■ **Data section**:
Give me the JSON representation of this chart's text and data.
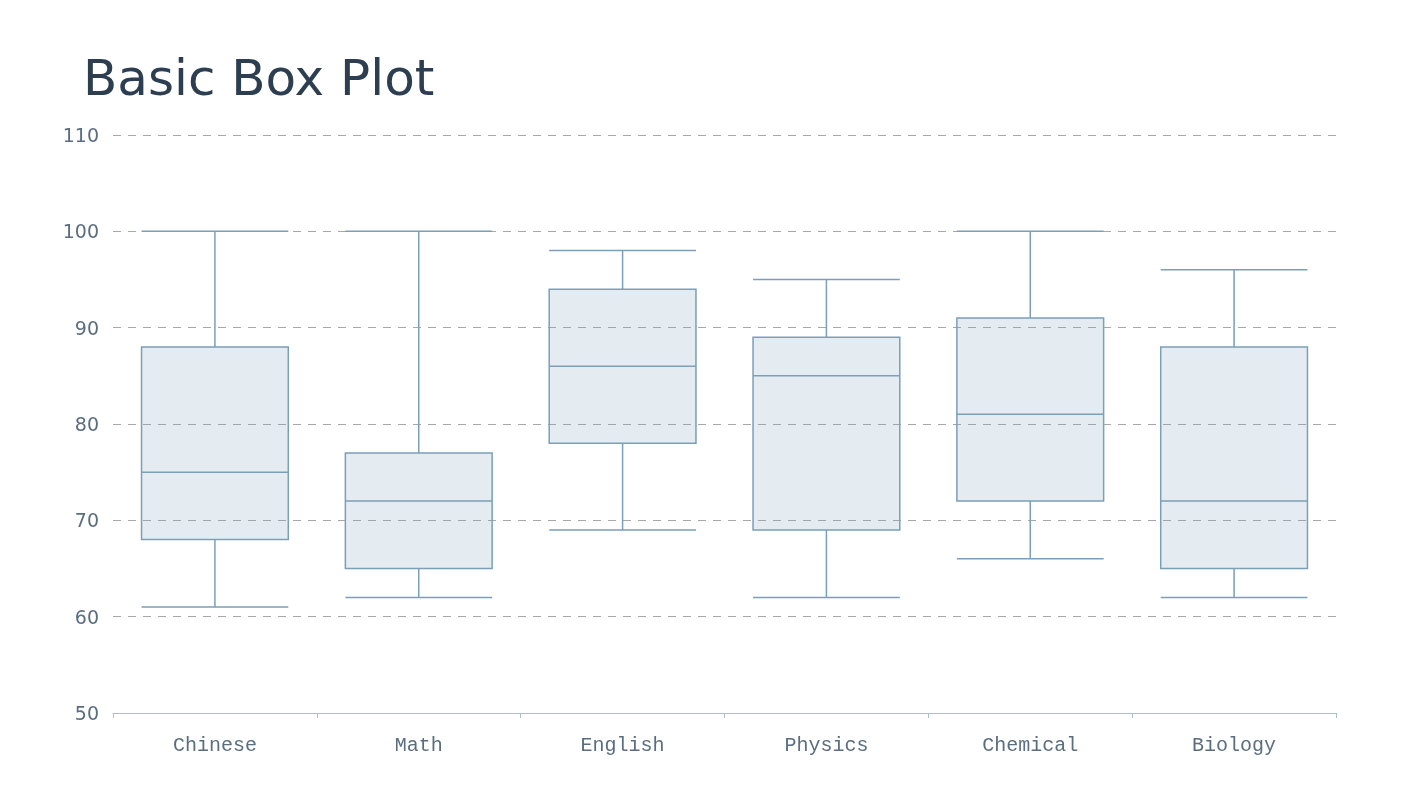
{
  "chart_data": {
    "type": "box",
    "title": "Basic Box Plot",
    "categories": [
      "Chinese",
      "Math",
      "English",
      "Physics",
      "Chemical",
      "Biology"
    ],
    "color": "#7b9fb7",
    "boxes": [
      {
        "low": 61,
        "q1": 68,
        "median": 75,
        "q3": 88,
        "high": 100
      },
      {
        "low": 62,
        "q1": 65,
        "median": 72,
        "q3": 77,
        "high": 100
      },
      {
        "low": 69,
        "q1": 78,
        "median": 86,
        "q3": 94,
        "high": 98
      },
      {
        "low": 62,
        "q1": 69,
        "median": 85,
        "q3": 89,
        "high": 95
      },
      {
        "low": 66,
        "q1": 72,
        "median": 81,
        "q3": 91,
        "high": 100
      },
      {
        "low": 62,
        "q1": 65,
        "median": 72,
        "q3": 88,
        "high": 96
      }
    ],
    "ylim": [
      50,
      110
    ],
    "yticks": [
      50,
      60,
      70,
      80,
      90,
      100,
      110
    ],
    "grid": "y"
  }
}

■ **Exercise aim**: Show every line in the records above that contains the word "median".

■ **Solution to this exercise**:
        "median": 75,
        "median": 72,
        "median": 86,
        "median": 85,
        "median": 81,
        "median": 72,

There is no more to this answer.